# start of RECORDS TO PROCESS

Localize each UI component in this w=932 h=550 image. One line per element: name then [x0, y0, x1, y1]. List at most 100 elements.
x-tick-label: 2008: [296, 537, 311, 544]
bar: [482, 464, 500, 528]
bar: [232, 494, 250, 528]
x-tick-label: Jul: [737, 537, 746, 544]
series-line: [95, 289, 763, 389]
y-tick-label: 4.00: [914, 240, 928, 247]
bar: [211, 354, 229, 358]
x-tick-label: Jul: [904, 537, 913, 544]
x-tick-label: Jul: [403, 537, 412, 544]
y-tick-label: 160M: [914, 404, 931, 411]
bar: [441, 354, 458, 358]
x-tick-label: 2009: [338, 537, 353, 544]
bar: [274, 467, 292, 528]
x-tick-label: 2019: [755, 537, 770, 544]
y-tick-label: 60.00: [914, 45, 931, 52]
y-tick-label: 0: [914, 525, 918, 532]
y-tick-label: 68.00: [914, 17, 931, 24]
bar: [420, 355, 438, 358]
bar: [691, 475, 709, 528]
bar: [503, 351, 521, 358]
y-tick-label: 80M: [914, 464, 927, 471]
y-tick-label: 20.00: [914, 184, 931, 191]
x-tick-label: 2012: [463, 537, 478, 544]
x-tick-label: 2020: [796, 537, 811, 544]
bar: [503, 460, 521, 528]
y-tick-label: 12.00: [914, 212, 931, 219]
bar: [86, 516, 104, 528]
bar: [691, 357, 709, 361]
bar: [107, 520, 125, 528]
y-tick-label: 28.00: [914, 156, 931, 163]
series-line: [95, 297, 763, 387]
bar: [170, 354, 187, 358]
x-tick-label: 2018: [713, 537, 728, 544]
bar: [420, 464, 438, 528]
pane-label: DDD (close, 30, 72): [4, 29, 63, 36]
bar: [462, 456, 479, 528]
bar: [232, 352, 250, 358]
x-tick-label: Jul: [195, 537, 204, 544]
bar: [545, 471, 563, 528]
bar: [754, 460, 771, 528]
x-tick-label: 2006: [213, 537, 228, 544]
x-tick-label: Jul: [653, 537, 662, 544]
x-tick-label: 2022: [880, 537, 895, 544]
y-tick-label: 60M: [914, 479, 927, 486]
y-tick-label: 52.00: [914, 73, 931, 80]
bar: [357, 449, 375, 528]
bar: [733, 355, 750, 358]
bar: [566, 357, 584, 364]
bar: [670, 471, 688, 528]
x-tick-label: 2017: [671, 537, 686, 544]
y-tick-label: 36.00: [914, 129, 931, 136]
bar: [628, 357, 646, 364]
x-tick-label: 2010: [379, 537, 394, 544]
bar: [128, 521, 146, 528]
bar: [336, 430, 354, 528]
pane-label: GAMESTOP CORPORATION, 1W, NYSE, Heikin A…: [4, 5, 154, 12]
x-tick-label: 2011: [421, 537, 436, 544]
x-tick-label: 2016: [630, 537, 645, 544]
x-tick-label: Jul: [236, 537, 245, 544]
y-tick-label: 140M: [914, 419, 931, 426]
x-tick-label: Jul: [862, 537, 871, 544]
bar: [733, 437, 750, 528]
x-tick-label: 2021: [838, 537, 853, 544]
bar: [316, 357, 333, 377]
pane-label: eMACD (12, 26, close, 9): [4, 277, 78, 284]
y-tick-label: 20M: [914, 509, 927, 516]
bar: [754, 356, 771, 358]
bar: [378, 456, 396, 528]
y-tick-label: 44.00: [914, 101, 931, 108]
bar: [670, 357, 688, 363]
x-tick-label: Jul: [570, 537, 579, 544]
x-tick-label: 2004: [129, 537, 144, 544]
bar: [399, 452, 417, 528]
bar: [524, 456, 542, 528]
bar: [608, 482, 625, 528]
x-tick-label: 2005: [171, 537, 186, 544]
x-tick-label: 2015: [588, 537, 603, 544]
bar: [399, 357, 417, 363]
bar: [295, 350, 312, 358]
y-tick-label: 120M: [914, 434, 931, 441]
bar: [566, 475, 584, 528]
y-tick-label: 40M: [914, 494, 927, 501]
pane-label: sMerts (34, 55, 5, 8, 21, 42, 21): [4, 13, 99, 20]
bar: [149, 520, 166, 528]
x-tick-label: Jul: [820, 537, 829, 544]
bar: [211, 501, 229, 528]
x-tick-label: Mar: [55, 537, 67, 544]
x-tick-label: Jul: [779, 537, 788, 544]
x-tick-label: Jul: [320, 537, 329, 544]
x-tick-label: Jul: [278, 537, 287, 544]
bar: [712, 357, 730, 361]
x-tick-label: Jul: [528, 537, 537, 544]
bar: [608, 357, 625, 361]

# end of RECORDS TO PROCESS

**TASK PROMPT**.
Write out, word for word, the part of the items that opens with the first line and closes with the line containing "bar: [420, 355, 438, 358]". Include both of those lines.

**EXPECTED OUTPUT**.
Localize each UI component in this w=932 h=550 image. One line per element: name then [x0, y0, x1, y1]. List at most 100 elements.
x-tick-label: 2008: [296, 537, 311, 544]
bar: [482, 464, 500, 528]
bar: [232, 494, 250, 528]
x-tick-label: Jul: [737, 537, 746, 544]
series-line: [95, 289, 763, 389]
y-tick-label: 4.00: [914, 240, 928, 247]
bar: [211, 354, 229, 358]
x-tick-label: Jul: [904, 537, 913, 544]
x-tick-label: Jul: [403, 537, 412, 544]
y-tick-label: 160M: [914, 404, 931, 411]
bar: [441, 354, 458, 358]
x-tick-label: 2009: [338, 537, 353, 544]
bar: [274, 467, 292, 528]
x-tick-label: 2019: [755, 537, 770, 544]
y-tick-label: 60.00: [914, 45, 931, 52]
y-tick-label: 0: [914, 525, 918, 532]
y-tick-label: 68.00: [914, 17, 931, 24]
bar: [420, 355, 438, 358]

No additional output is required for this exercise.